==== Source data ====

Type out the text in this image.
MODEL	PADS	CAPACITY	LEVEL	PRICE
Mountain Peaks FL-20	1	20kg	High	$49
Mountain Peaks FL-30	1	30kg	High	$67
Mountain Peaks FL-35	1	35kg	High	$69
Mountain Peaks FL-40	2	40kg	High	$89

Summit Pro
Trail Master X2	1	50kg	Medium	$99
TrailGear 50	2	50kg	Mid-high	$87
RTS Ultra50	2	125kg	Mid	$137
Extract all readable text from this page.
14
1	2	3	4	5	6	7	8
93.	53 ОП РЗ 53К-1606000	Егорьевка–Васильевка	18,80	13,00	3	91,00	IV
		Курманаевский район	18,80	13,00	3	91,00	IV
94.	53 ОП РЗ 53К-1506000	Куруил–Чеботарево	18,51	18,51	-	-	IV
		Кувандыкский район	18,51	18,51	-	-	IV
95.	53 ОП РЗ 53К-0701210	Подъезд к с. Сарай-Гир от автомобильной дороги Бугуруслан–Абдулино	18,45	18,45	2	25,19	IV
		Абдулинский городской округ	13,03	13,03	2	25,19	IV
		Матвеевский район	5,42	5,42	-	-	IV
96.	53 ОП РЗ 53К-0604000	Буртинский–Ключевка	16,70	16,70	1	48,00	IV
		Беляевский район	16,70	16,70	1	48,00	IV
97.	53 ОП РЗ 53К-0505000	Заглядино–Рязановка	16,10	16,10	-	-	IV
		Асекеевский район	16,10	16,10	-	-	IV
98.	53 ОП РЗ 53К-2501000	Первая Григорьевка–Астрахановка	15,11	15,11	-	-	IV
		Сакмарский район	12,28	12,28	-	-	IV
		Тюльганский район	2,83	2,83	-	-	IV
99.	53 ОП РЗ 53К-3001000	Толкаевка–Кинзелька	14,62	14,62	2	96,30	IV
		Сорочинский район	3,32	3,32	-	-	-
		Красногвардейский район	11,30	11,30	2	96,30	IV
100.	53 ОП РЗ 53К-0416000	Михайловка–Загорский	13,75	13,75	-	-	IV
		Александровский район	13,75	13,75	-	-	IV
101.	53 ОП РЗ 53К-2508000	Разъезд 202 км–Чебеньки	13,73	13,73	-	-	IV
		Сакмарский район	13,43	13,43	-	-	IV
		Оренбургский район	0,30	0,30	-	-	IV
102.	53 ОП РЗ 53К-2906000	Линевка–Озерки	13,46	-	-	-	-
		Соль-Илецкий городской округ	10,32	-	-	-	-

====

# Set problem:
Output the line holding "Extract all readable text from this page.", then every later line through the end of the records above, exactly as given and nothing else.

# Output of the task:
Extract all readable text from this page.
14
1	2	3	4	5	6	7	8
93.	53 ОП РЗ 53К-1606000	Егорьевка–Васильевка	18,80	13,00	3	91,00	IV
		Курманаевский район	18,80	13,00	3	91,00	IV
94.	53 ОП РЗ 53К-1506000	Куруил–Чеботарево	18,51	18,51	-	-	IV
		Кувандыкский район	18,51	18,51	-	-	IV
95.	53 ОП РЗ 53К-0701210	Подъезд к с. Сарай-Гир от автомобильной дороги Бугуруслан–Абдулино	18,45	18,45	2	25,19	IV
		Абдулинский городской округ	13,03	13,03	2	25,19	IV
		Матвеевский район	5,42	5,42	-	-	IV
96.	53 ОП РЗ 53К-0604000	Буртинский–Ключевка	16,70	16,70	1	48,00	IV
		Беляевский район	16,70	16,70	1	48,00	IV
97.	53 ОП РЗ 53К-0505000	Заглядино–Рязановка	16,10	16,10	-	-	IV
		Асекеевский район	16,10	16,10	-	-	IV
98.	53 ОП РЗ 53К-2501000	Первая Григорьевка–Астрахановка	15,11	15,11	-	-	IV
		Сакмарский район	12,28	12,28	-	-	IV
		Тюльганский район	2,83	2,83	-	-	IV
99.	53 ОП РЗ 53К-3001000	Толкаевка–Кинзелька	14,62	14,62	2	96,30	IV
		Сорочинский район	3,32	3,32	-	-	-
		Красногвардейский район	11,30	11,30	2	96,30	IV
100.	53 ОП РЗ 53К-0416000	Михайловка–Загорский	13,75	13,75	-	-	IV
		Александровский район	13,75	13,75	-	-	IV
101.	53 ОП РЗ 53К-2508000	Разъезд 202 км–Чебеньки	13,73	13,73	-	-	IV
		Сакмарский район	13,43	13,43	-	-	IV
		Оренбургский район	0,30	0,30	-	-	IV
102.	53 ОП РЗ 53К-2906000	Линевка–Озерки	13,46	-	-	-	-
		Соль-Илецкий городской округ	10,32	-	-	-	-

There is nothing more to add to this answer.